**RECORDS PROVIDED**
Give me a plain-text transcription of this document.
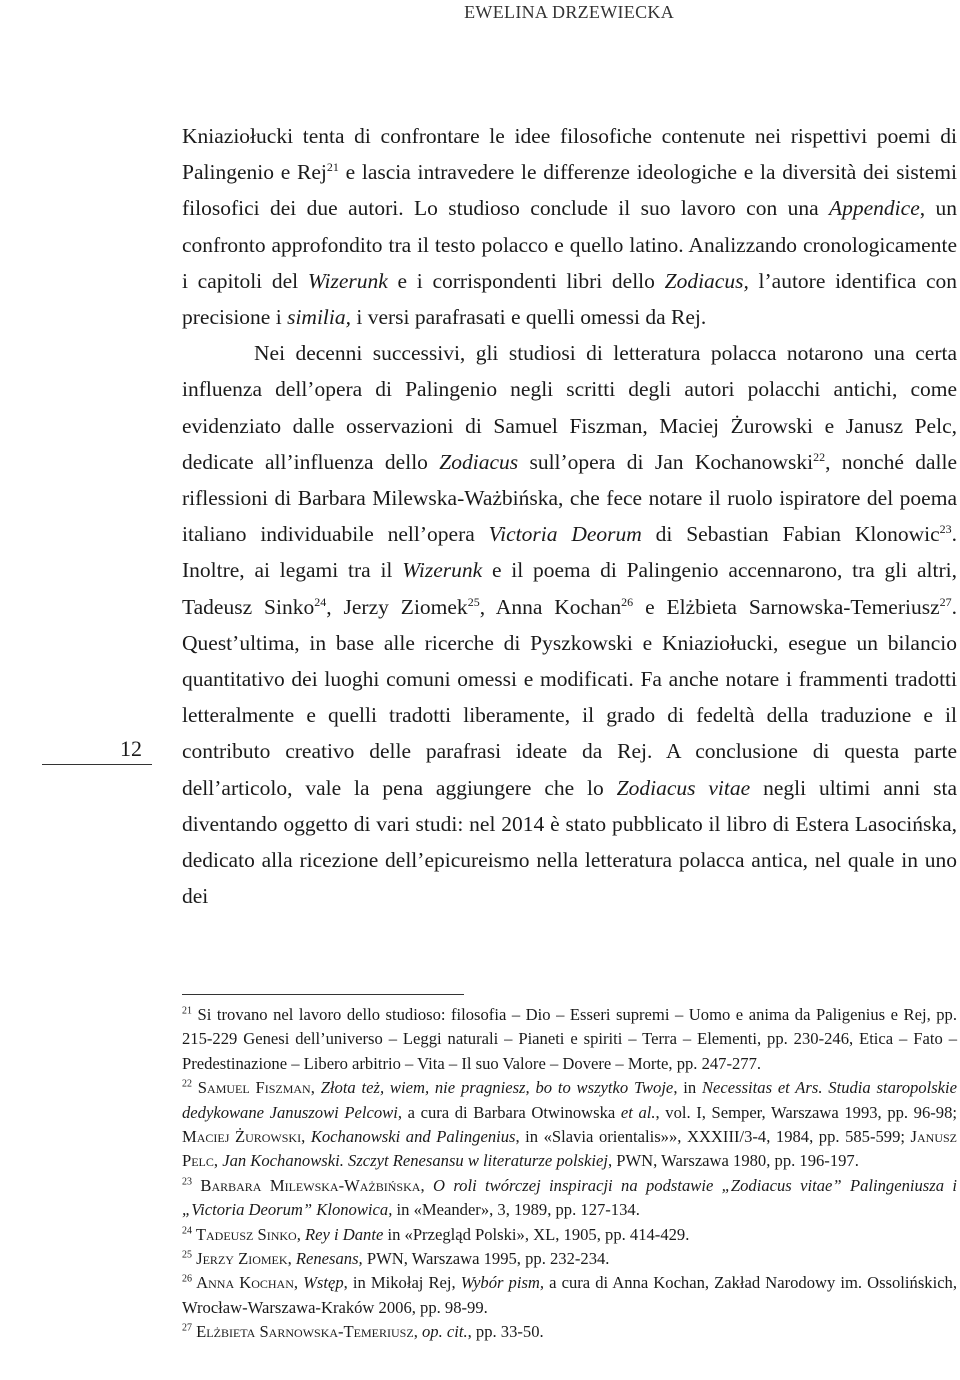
EWELINA DRZEWIECKA
12

Kniaziołucki tenta di confrontare le idee filosofiche contenute nei rispettivi poemi di Palingenio e Rej$^{21}$ e lascia intravedere le differenze ideologiche e la diversità dei sistemi filosofici dei due autori. Lo studioso conclude il suo lavoro con una Appendice, un confronto approfondito tra il testo polacco e quello latino. Analizzando cronologicamente i capitoli del Wizerunk e i corrispondenti libri dello Zodiacus, l’autore identifica con precisione i similia, i versi parafrasati e quelli omessi da Rej.

Nei decenni successivi, gli studiosi di letteratura polacca notarono una certa influenza dell’opera di Palingenio negli scritti degli autori polacchi antichi, come evidenziato dalle osservazioni di Samuel Fiszman, Maciej Żurowski e Janusz Pelc, dedicate all’influenza dello Zodiacus sull’opera di Jan Kochanowski$^{22}$, nonché dalle riflessioni di Barbara Milewska-Ważbińska, che fece notare il ruolo ispiratore del poema italiano individuabile nell’opera Victoria Deorum di Sebastian Fabian Klonowic$^{23}$. Inoltre, ai legami tra il Wizerunk e il poema di Palingenio accennarono, tra gli altri, Tadeusz Sinko$^{24}$, Jerzy Ziomek$^{25}$, Anna Kochan$^{26}$ e Elżbieta Sarnowska-Temeriusz$^{27}$. Quest’ultima, in base alle ricerche di Pyszkowski e Kniaziołucki, esegue un bilancio quantitativo dei luoghi comuni omessi e modificati. Fa anche notare i frammenti tradotti letteralmente e quelli tradotti liberamente, il grado di fedeltà della traduzione e il contributo creativo delle parafrasi ideate da Rej. A conclusione di questa parte dell’articolo, vale la pena aggiungere che lo Zodiacus vitae negli ultimi anni sta diventando oggetto di vari studi: nel 2014 è stato pubblicato il libro di Estera Lasocińska, dedicato alla ricezione dell’epicureismo nella letteratura polacca antica, nel quale in uno dei

$^{21}$ Si trovano nel lavoro dello studioso: filosofia – Dio – Esseri supremi – Uomo e anima da Paligenius e Rej, pp. 215-229 Genesi dell’universo – Leggi naturali – Pianeti e spiriti – Terra – Elementi, pp. 230-246, Etica – Fato – Predestinazione – Libero arbitrio – Vita – Il suo Valore – Dovere – Morte, pp. 247-277.

$^{22}$ Samuel Fiszman, Złota też, wiem, nie pragniesz, bo to wszytko Twoje, in Necessitas et Ars. Studia staropolskie dedykowane Januszowi Pelcowi, a cura di Barbara Otwinowska et al., vol. I, Semper, Warszawa 1993, pp. 96-98; Maciej Żurowski, Kochanowski and Palingenius, in «Slavia orientalis»», XXXIII/3-4, 1984, pp. 585-599; Janusz Pelc, Jan Kochanowski. Szczyt Renesansu w literaturze polskiej, PWN, Warszawa 1980, pp. 196-197.

$^{23}$ Barbara Milewska-Ważbińska, O roli twórczej inspiracji na podstawie „Zodiacus vitae” Palingeniusza i „Victoria Deorum” Klonowica, in «Meander», 3, 1989, pp. 127-134.

$^{24}$ Tadeusz Sinko, Rey i Dante in «Przegląd Polski», XL, 1905, pp. 414-429.

$^{25}$ Jerzy Ziomek, Renesans, PWN, Warszawa 1995, pp. 232-234.

$^{26}$ Anna Kochan, Wstęp, in Mikołaj Rej, Wybór pism, a cura di Anna Kochan, Zakład Narodowy im. Ossolińskich, Wrocław-Warszawa-Kraków 2006, pp. 98-99.

$^{27}$ Elżbieta Sarnowska-Temeriusz, op. cit., pp. 33-50.
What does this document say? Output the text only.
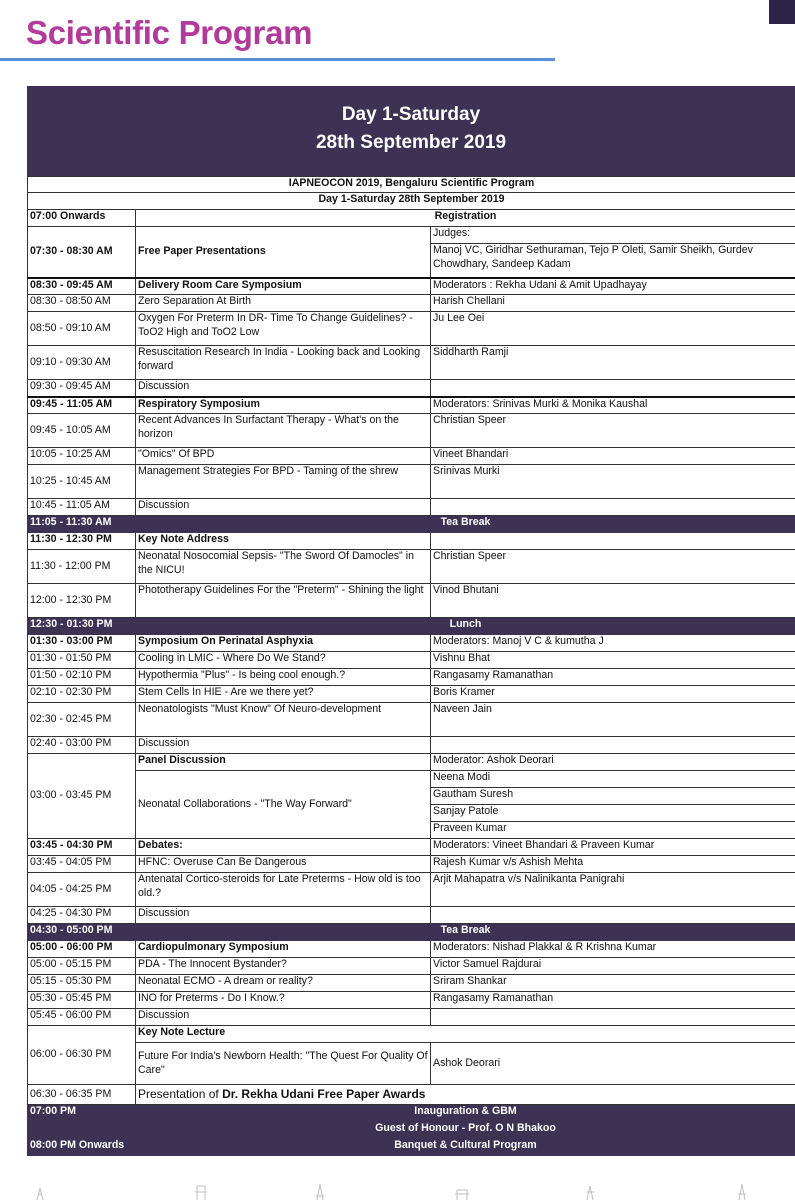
Scientific Program
Day 1-Saturday
28th September 2019
IAPNEOCON 2019, Bengaluru Scientific Program		
Day 1-Saturday 28th September 2019		
07:00 Onwards	Registration	
07:30 - 08:30 AM	Free Paper Presentations	Judges:
		Manoj VC, Giridhar Sethuraman, Tejo P Oleti, Samir Sheikh, Gurdev Chowdhary, Sandeep Kadam
08:30 - 09:45 AM	Delivery Room Care Symposium	Moderators : Rekha Udani & Amit Upadhayay
08:30 - 08:50 AM	Zero Separation At Birth	Harish Chellani
08:50 - 09:10 AM	Oxygen For Preterm In DR- Time To Change Guidelines? - ToO2 High and ToO2 Low	Ju Lee Oei
09:10 - 09:30 AM	Resuscitation Research In India - Looking back and Looking forward	Siddharth Ramji
09:30 - 09:45 AM	Discussion	
09:45 - 11:05 AM	Respiratory Symposium	Moderators: Srinivas Murki & Monika Kaushal
09:45 - 10:05 AM	Recent Advances In Surfactant Therapy - What's on the horizon	Christian Speer
10:05 - 10:25 AM	"Omics" Of BPD	Vineet Bhandari
10:25 - 10:45 AM	Management Strategies For BPD - Taming of the shrew	Srinivas Murki
10:45 - 11:05 AM	Discussion	
11:05 - 11:30 AM	Tea Break	
11:30 - 12:30 PM	Key Note Address	
11:30 - 12:00 PM	Neonatal Nosocomial Sepsis- "The Sword Of Damocles" in the NICU!	Christian Speer
12:00 - 12:30 PM	Phototherapy Guidelines For the "Preterm" - Shining the light	Vinod Bhutani
12:30 - 01:30 PM	Lunch	
01:30 - 03:00 PM	Symposium On Perinatal Asphyxia	Moderators: Manoj V C & kumutha J
01:30 - 01:50 PM	Cooling in LMIC - Where Do We Stand?	Vishnu Bhat
01:50 - 02:10 PM	Hypothermia "Plus" - Is being cool enough.?	Rangasamy Ramanathan
02:10 - 02:30 PM	Stem Cells In HIE - Are we there yet?	Boris Kramer
02:30 - 02:45 PM	Neonatologists "Must Know" Of Neuro-development	Naveen Jain
02:40 - 03:00 PM	Discussion	
03:00 - 03:45 PM	Panel Discussion	Moderator: Ashok Deorari
	Neonatal Collaborations - "The Way Forward"	Neena Modi
		Gautham Suresh
		Sanjay Patole
		Praveen Kumar
03:45 - 04:30 PM	Debates:	Moderators: Vineet Bhandari & Praveen Kumar
03:45 - 04:05 PM	HFNC: Overuse Can Be Dangerous	Rajesh Kumar v/s Ashish Mehta
04:05 - 04:25 PM	Antenatal Cortico-steroids for Late Preterms - How old is too old.?	Arjit Mahapatra v/s Nalinikanta Panigrahi
04:25 - 04:30 PM	Discussion	
04:30 - 05:00 PM	Tea Break	
05:00 - 06:00 PM	Cardiopulmonary Symposium	Moderators: Nishad Plakkal & R Krishna Kumar
05:00 - 05:15 PM	PDA - The Innocent Bystander?	Victor Samuel Rajdurai
05:15 - 05:30 PM	Neonatal ECMO - A dream or reality?	Sriram Shankar
05:30 - 05:45 PM	INO for Preterms - Do I Know.?	Rangasamy Ramanathan
05:45 - 06:00 PM	Discussion	
06:00 - 06:30 PM	Key Note Lecture	
	Future For India's Newborn Health: "The Quest For Quality Of Care"	Ashok Deorari
06:30 - 06:35 PM	Presentation of Dr. Rekha Udani Free Paper Awards	
07:00 PM	Inauguration & GBM	
	Guest of Honour - Prof. O N Bhakoo	
08:00 PM Onwards	Banquet & Cultural Program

**YOUR GOAL**
Should a record include a picture, drop the picture and write out the remainder exactly.

**RESPONSE AREA**
Give me a plain-text transcription of this document.
EWELINA DRZEWIECKA
12

Kniaziołucki tenta di confrontare le idee filosofiche contenute nei rispettivi poemi di Palingenio e Rej$^{21}$ e lascia intravedere le differenze ideologiche e la diversità dei sistemi filosofici dei due autori. Lo studioso conclude il suo lavoro con una Appendice, un confronto approfondito tra il testo polacco e quello latino. Analizzando cronologicamente i capitoli del Wizerunk e i corrispondenti libri dello Zodiacus, l’autore identifica con precisione i similia, i versi parafrasati e quelli omessi da Rej.

Nei decenni successivi, gli studiosi di letteratura polacca notarono una certa influenza dell’opera di Palingenio negli scritti degli autori polacchi antichi, come evidenziato dalle osservazioni di Samuel Fiszman, Maciej Żurowski e Janusz Pelc, dedicate all’influenza dello Zodiacus sull’opera di Jan Kochanowski$^{22}$, nonché dalle riflessioni di Barbara Milewska-Ważbińska, che fece notare il ruolo ispiratore del poema italiano individuabile nell’opera Victoria Deorum di Sebastian Fabian Klonowic$^{23}$. Inoltre, ai legami tra il Wizerunk e il poema di Palingenio accennarono, tra gli altri, Tadeusz Sinko$^{24}$, Jerzy Ziomek$^{25}$, Anna Kochan$^{26}$ e Elżbieta Sarnowska-Temeriusz$^{27}$. Quest’ultima, in base alle ricerche di Pyszkowski e Kniaziołucki, esegue un bilancio quantitativo dei luoghi comuni omessi e modificati. Fa anche notare i frammenti tradotti letteralmente e quelli tradotti liberamente, il grado di fedeltà della traduzione e il contributo creativo delle parafrasi ideate da Rej. A conclusione di questa parte dell’articolo, vale la pena aggiungere che lo Zodiacus vitae negli ultimi anni sta diventando oggetto di vari studi: nel 2014 è stato pubblicato il libro di Estera Lasocińska, dedicato alla ricezione dell’epicureismo nella letteratura polacca antica, nel quale in uno dei

$^{21}$ Si trovano nel lavoro dello studioso: filosofia – Dio – Esseri supremi – Uomo e anima da Paligenius e Rej, pp. 215-229 Genesi dell’universo – Leggi naturali – Pianeti e spiriti – Terra – Elementi, pp. 230-246, Etica – Fato – Predestinazione – Libero arbitrio – Vita – Il suo Valore – Dovere – Morte, pp. 247-277.

$^{22}$ Samuel Fiszman, Złota też, wiem, nie pragniesz, bo to wszytko Twoje, in Necessitas et Ars. Studia staropolskie dedykowane Januszowi Pelcowi, a cura di Barbara Otwinowska et al., vol. I, Semper, Warszawa 1993, pp. 96-98; Maciej Żurowski, Kochanowski and Palingenius, in «Slavia orientalis»», XXXIII/3-4, 1984, pp. 585-599; Janusz Pelc, Jan Kochanowski. Szczyt Renesansu w literaturze polskiej, PWN, Warszawa 1980, pp. 196-197.

$^{23}$ Barbara Milewska-Ważbińska, O roli twórczej inspiracji na podstawie „Zodiacus vitae” Palingeniusza i „Victoria Deorum” Klonowica, in «Meander», 3, 1989, pp. 127-134.

$^{24}$ Tadeusz Sinko, Rey i Dante in «Przegląd Polski», XL, 1905, pp. 414-429.

$^{25}$ Jerzy Ziomek, Renesans, PWN, Warszawa 1995, pp. 232-234.

$^{26}$ Anna Kochan, Wstęp, in Mikołaj Rej, Wybór pism, a cura di Anna Kochan, Zakład Narodowy im. Ossolińskich, Wrocław-Warszawa-Kraków 2006, pp. 98-99.

$^{27}$ Elżbieta Sarnowska-Temeriusz, op. cit., pp. 33-50.
What does this document say? Output the text only.
Scientific Program
Day 1-Saturday
28th September 2019
IAPNEOCON 2019, Bengaluru Scientific Program		
Day 1-Saturday 28th September 2019		
07:00 Onwards	Registration	
07:30 - 08:30 AM	Free Paper Presentations	Judges:
		Manoj VC, Giridhar Sethuraman, Tejo P Oleti, Samir Sheikh, Gurdev Chowdhary, Sandeep Kadam
08:30 - 09:45 AM	Delivery Room Care Symposium	Moderators : Rekha Udani & Amit Upadhayay
08:30 - 08:50 AM	Zero Separation At Birth	Harish Chellani
08:50 - 09:10 AM	Oxygen For Preterm In DR- Time To Change Guidelines? - ToO2 High and ToO2 Low	Ju Lee Oei
09:10 - 09:30 AM	Resuscitation Research In India - Looking back and Looking forward	Siddharth Ramji
09:30 - 09:45 AM	Discussion	
09:45 - 11:05 AM	Respiratory Symposium	Moderators: Srinivas Murki & Monika Kaushal
09:45 - 10:05 AM	Recent Advances In Surfactant Therapy - What's on the horizon	Christian Speer
10:05 - 10:25 AM	"Omics" Of BPD	Vineet Bhandari
10:25 - 10:45 AM	Management Strategies For BPD - Taming of the shrew	Srinivas Murki
10:45 - 11:05 AM	Discussion	
11:05 - 11:30 AM	Tea Break	
11:30 - 12:30 PM	Key Note Address	
11:30 - 12:00 PM	Neonatal Nosocomial Sepsis- "The Sword Of Damocles" in the NICU!	Christian Speer
12:00 - 12:30 PM	Phototherapy Guidelines For the "Preterm" - Shining the light	Vinod Bhutani
12:30 - 01:30 PM	Lunch	
01:30 - 03:00 PM	Symposium On Perinatal Asphyxia	Moderators: Manoj V C & kumutha J
01:30 - 01:50 PM	Cooling in LMIC - Where Do We Stand?	Vishnu Bhat
01:50 - 02:10 PM	Hypothermia "Plus" - Is being cool enough.?	Rangasamy Ramanathan
02:10 - 02:30 PM	Stem Cells In HIE - Are we there yet?	Boris Kramer
02:30 - 02:45 PM	Neonatologists "Must Know" Of Neuro-development	Naveen Jain
02:40 - 03:00 PM	Discussion	
03:00 - 03:45 PM	Panel Discussion	Moderator: Ashok Deorari
	Neonatal Collaborations - "The Way Forward"	Neena Modi
		Gautham Suresh
		Sanjay Patole
		Praveen Kumar
03:45 - 04:30 PM	Debates:	Moderators: Vineet Bhandari & Praveen Kumar
03:45 - 04:05 PM	HFNC: Overuse Can Be Dangerous	Rajesh Kumar v/s Ashish Mehta
04:05 - 04:25 PM	Antenatal Cortico-steroids for Late Preterms - How old is too old.?	Arjit Mahapatra v/s Nalinikanta Panigrahi
04:25 - 04:30 PM	Discussion	
04:30 - 05:00 PM	Tea Break	
05:00 - 06:00 PM	Cardiopulmonary Symposium	Moderators: Nishad Plakkal & R Krishna Kumar
05:00 - 05:15 PM	PDA - The Innocent Bystander?	Victor Samuel Rajdurai
05:15 - 05:30 PM	Neonatal ECMO - A dream or reality?	Sriram Shankar
05:30 - 05:45 PM	INO for Preterms - Do I Know.?	Rangasamy Ramanathan
05:45 - 06:00 PM	Discussion	
06:00 - 06:30 PM	Key Note Lecture	
	Future For India's Newborn Health: "The Quest For Quality Of Care"	Ashok Deorari
06:30 - 06:35 PM	Presentation of Dr. Rekha Udani Free Paper Awards	
07:00 PM	Inauguration & GBM	
	Guest of Honour - Prof. O N Bhakoo	
08:00 PM Onwards	Banquet & Cultural Program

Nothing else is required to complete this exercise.